• _Instructions to follow_
How many lines of the data include the string "penukaran"? State the number and nothing else.

*** Material shown ***

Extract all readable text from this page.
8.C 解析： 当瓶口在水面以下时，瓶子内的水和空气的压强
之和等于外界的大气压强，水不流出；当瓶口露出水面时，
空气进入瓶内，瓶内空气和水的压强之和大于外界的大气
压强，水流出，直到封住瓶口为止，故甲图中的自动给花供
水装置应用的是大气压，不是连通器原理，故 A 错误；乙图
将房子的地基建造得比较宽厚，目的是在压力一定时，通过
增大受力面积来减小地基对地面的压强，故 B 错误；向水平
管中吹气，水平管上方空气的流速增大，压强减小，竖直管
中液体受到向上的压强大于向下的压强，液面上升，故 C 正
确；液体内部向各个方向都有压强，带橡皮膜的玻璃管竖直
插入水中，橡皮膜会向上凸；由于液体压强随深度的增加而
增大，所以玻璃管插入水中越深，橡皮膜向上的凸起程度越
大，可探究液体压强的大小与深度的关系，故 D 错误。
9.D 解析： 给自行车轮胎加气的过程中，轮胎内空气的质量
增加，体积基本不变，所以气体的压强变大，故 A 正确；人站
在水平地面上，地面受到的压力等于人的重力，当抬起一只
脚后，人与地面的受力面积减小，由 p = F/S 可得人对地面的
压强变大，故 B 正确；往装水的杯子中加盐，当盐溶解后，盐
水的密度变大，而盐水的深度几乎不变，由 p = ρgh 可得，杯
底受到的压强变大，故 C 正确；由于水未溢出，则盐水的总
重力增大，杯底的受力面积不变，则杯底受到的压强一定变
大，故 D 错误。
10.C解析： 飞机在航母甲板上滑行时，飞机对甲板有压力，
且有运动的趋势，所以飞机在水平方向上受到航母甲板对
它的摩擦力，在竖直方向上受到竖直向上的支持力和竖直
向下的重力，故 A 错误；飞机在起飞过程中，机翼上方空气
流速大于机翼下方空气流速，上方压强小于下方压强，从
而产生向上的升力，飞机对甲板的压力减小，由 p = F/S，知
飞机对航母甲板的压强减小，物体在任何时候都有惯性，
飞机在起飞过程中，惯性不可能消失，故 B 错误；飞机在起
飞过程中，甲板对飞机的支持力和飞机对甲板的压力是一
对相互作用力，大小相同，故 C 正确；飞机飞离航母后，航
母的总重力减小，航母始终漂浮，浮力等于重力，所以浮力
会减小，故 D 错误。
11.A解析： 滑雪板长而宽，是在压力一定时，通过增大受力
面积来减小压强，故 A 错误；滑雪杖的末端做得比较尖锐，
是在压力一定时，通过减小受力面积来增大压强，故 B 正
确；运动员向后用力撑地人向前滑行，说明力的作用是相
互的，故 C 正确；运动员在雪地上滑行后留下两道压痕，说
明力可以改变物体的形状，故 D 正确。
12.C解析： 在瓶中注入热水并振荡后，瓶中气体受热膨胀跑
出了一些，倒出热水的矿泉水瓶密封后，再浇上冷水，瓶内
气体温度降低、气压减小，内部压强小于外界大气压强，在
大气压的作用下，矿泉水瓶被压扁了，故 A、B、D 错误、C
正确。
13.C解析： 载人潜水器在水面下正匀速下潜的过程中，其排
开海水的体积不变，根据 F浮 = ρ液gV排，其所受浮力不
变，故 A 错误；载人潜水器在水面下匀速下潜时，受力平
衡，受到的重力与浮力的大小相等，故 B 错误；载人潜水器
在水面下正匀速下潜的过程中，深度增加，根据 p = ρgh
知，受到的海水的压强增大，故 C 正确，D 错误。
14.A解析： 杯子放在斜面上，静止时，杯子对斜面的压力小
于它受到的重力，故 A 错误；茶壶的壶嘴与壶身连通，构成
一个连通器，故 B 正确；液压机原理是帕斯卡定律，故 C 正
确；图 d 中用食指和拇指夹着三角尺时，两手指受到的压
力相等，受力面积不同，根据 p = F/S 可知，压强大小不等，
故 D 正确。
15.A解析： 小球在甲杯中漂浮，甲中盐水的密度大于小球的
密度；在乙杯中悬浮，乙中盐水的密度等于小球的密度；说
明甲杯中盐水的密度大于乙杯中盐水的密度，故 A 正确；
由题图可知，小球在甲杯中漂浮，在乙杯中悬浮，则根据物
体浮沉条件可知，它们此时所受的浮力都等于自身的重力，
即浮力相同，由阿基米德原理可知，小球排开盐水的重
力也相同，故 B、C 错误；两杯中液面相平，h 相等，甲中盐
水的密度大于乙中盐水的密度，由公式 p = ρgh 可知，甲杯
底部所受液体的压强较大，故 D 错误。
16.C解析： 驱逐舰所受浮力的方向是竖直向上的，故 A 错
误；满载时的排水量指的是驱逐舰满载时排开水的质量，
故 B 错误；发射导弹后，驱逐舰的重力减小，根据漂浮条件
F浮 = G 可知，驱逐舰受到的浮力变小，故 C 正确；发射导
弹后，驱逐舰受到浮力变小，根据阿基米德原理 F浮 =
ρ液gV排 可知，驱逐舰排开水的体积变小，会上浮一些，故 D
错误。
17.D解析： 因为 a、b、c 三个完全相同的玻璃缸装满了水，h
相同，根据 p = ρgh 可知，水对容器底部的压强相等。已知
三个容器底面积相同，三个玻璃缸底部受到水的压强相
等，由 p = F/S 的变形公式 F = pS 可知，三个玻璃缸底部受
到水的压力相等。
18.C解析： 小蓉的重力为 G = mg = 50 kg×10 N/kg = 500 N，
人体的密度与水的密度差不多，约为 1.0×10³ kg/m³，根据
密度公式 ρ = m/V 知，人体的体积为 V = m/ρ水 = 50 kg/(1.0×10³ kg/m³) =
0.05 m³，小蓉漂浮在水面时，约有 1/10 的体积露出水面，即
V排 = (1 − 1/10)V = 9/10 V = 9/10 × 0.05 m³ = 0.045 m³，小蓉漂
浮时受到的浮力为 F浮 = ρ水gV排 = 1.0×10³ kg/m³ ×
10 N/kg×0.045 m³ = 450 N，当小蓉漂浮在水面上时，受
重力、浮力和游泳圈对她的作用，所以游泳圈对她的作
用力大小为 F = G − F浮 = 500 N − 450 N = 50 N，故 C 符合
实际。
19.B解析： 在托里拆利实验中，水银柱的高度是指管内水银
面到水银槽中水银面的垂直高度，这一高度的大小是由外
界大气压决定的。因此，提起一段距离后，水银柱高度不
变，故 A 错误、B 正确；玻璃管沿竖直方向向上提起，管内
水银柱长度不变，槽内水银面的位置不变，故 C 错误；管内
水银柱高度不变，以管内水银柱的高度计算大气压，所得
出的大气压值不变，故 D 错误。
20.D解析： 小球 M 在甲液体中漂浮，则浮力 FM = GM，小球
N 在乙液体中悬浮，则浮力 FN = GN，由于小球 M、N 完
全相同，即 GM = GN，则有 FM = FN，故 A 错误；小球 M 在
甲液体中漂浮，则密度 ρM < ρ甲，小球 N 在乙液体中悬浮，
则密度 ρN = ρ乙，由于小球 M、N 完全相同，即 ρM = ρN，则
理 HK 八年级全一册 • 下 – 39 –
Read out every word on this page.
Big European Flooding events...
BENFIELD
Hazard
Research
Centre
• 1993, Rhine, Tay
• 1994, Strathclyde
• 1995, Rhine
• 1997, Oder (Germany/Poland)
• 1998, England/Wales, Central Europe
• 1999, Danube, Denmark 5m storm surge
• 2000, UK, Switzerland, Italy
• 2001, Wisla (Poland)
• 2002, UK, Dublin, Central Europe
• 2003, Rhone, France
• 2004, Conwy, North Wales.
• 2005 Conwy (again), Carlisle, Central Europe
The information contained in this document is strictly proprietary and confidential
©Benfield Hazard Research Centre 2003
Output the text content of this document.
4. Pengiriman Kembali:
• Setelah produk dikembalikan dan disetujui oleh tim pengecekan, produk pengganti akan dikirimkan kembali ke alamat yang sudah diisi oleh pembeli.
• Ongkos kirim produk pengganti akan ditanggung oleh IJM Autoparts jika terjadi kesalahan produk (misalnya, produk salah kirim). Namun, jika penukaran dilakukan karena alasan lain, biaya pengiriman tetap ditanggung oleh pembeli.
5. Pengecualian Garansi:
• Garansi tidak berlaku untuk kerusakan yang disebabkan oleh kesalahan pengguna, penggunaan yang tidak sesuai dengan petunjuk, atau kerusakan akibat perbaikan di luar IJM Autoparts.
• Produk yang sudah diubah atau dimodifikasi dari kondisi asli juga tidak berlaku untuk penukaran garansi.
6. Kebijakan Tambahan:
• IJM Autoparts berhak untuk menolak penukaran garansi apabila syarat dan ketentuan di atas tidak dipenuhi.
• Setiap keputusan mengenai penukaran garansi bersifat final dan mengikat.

***

• _Exercise output_
4